Gabriela con los ojos abiertos, resecos, jadeando y de rodillas peinó su cerquillo hacia atrás. Tragó saliva para aclarar su garganta y agradeció el tiempo de las voces. Sin una contestación breve, comenzó a sentir cómo otra vez ella la invadía. Un pensamiento se le cruzó "yo te dije que era muy cliché". 

- Gracias Gabriela, te llamaremos. 

Te llamaremos. Te llamaremos. Te llamaremos. Te llamaremos. Te llamaremos. 

"Ya nada"

7 de junio de 2016

Catarsis

Yo ya no existo aquí, no soy. Niego los recuerdos que vienen a mí, realizando carreras de alta velocidad para chocarse estrepitosamente contra mis propias e infátuas murallas, igual que sesiguen chocando y cuando todas se apilan caen sobre mi cabeza. Una enorme pila de memorias quebradas que cae sobre mi espalda, mis pequeños omóplatos no lo soportan y se quiebran como yo me he quedrado, todos seguramente. Ahora que mi cabeza no tiene soporte, porque mis omóplatos quedrabos están, lo que hago es girar hacia la derecha para encontrar el sepacio, lo que hago es girar hacia la izquierda para encontrar la multiud, lo que hago es mirar hacia arriba para encontrar la existencia. La enorme existencia. En la distancia una luz se extingue, espero no sea la mía. Reocnozco que engullida estoy, también estoy neurótica, también estoy neurasténica, también estoy todas las ignominias en mi contra, también soy la sal que quedó cuanto todo al final se evaporó. Soy, como Wolf, una muchacha en esta sala. Soy, como Lispector, la joven que se encontró al ver una cucachara. Soy, como Kolwalki, descriptiva. Soy, como la Aururu, una mujer que sigue aquí, que sigue allá, que sigue ahí, que sigue. Que sigue.

* **TU TAREA**:
Transcribe sin cambios el fragmento del texto de estudio que empieza con las palabras que contienen "Gabriela con los" y termina con "Gabriela, te llamaremos.". Los registros no tienen ningún papel en esto.

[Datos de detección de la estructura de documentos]
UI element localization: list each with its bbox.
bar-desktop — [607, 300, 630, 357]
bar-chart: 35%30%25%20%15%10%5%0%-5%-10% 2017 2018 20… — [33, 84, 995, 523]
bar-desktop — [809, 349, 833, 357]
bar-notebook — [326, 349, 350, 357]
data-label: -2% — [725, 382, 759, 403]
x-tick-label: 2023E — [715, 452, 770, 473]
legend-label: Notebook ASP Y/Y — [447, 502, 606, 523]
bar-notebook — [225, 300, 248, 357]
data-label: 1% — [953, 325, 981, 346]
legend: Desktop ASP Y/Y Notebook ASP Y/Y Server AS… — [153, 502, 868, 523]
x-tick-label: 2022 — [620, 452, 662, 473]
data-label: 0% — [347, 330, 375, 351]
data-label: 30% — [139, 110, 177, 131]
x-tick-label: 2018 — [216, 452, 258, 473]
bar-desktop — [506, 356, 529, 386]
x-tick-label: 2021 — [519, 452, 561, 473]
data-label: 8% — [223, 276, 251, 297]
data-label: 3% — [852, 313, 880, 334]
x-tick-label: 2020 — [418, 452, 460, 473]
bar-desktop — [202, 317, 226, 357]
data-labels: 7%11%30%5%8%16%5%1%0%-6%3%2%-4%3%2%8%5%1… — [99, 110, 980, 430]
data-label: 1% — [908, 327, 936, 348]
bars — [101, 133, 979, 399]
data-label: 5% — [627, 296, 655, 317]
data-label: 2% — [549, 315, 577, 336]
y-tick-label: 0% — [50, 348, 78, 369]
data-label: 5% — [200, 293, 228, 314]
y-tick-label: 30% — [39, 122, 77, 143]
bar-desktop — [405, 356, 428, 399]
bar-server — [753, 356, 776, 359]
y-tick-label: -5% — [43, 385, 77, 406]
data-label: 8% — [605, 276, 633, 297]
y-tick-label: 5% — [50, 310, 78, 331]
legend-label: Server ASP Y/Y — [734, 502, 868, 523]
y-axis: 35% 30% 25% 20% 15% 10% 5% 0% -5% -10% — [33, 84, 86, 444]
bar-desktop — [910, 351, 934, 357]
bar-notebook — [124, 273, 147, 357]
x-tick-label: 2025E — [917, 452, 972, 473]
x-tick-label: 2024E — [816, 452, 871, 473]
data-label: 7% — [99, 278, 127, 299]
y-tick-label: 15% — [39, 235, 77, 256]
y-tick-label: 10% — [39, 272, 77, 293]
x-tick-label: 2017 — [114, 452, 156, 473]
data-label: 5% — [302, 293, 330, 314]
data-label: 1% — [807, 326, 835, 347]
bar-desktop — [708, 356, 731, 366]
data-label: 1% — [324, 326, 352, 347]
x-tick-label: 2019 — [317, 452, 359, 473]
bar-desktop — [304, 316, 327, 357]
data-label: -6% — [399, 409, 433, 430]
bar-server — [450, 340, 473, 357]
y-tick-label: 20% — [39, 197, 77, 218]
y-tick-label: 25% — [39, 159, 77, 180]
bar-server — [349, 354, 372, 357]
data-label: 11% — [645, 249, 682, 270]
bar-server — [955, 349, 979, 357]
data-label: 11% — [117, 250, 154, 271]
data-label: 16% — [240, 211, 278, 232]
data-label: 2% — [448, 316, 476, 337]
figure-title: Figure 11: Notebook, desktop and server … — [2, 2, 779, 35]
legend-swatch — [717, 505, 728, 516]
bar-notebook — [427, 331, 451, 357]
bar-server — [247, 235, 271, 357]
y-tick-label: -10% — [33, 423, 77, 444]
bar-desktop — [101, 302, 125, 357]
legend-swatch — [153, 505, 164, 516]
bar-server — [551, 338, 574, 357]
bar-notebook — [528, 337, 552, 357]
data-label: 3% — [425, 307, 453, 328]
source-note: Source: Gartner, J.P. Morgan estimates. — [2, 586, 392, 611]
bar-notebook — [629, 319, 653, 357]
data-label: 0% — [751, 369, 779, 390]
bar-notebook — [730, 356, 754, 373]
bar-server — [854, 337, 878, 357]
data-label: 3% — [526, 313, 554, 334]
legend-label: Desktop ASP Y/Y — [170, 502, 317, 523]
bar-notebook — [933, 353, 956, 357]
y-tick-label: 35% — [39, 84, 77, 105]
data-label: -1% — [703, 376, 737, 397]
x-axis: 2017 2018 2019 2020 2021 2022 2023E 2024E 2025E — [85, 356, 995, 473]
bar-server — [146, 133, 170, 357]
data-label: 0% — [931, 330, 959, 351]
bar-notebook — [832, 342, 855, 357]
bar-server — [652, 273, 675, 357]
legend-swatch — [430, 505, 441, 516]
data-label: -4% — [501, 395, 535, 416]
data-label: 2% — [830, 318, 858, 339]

* **SOLUCIÓN**:
Gabriela con los ojos abiertos, resecos, jadeando y de rodillas peinó su cerquillo hacia atrás. Tragó saliva para aclarar su garganta y agradeció el tiempo de las voces. Sin una contestación breve, comenzó a sentir cómo otra vez ella la invadía. Un pensamiento se le cruzó "yo te dije que era muy cliché". 

- Gracias Gabriela, te llamaremos.